◆ AIM
Locate every line below that contains the word "проекта" and copy it.

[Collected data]
-- -- --

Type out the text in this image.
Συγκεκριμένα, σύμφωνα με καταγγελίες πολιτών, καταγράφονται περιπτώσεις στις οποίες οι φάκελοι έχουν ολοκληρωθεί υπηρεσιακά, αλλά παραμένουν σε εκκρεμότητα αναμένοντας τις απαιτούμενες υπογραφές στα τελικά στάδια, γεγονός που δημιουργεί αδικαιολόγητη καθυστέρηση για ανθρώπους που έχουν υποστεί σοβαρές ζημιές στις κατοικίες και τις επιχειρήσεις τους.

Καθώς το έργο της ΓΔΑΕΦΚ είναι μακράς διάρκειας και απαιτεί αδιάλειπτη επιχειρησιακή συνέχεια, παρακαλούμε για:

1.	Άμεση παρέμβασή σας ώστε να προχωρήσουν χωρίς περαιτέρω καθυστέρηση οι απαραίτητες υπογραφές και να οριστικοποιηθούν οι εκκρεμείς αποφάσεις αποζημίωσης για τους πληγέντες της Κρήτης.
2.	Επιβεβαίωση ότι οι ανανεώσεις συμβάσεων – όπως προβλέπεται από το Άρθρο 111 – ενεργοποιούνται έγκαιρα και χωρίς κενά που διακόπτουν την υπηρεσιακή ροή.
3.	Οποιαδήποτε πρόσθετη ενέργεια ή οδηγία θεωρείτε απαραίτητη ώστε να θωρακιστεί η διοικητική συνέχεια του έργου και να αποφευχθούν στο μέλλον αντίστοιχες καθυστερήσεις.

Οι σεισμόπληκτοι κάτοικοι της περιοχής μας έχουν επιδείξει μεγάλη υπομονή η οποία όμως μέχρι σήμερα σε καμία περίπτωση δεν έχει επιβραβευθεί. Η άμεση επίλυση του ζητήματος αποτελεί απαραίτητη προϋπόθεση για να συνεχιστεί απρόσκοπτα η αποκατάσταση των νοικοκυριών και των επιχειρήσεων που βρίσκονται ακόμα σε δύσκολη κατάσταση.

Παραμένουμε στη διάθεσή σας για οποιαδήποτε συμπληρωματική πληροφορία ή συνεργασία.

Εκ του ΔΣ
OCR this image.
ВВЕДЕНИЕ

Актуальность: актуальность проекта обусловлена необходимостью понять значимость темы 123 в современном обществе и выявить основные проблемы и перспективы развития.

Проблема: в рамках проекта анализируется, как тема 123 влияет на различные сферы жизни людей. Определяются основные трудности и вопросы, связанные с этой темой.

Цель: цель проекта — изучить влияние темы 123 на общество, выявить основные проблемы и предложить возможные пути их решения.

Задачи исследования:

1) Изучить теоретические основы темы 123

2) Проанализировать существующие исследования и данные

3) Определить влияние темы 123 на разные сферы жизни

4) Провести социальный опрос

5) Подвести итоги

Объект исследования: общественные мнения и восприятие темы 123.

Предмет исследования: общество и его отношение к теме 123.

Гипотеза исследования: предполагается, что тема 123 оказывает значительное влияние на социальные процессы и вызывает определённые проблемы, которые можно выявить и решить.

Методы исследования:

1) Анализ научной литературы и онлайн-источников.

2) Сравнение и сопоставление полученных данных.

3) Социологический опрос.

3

-- -- --

◆ EXERCISE RESPONSE
Актуальность: актуальность проекта обусловлена необходимостью понять значимость темы 123 в современном обществе и выявить основные проблемы и перспективы развития.
Проблема: в рамках проекта анализируется, как тема 123 влияет на различные сферы жизни людей. Определяются основные трудности и вопросы, связанные с этой темой.
Цель: цель проекта — изучить влияние темы 123 на общество, выявить основные проблемы и предложить возможные пути их решения.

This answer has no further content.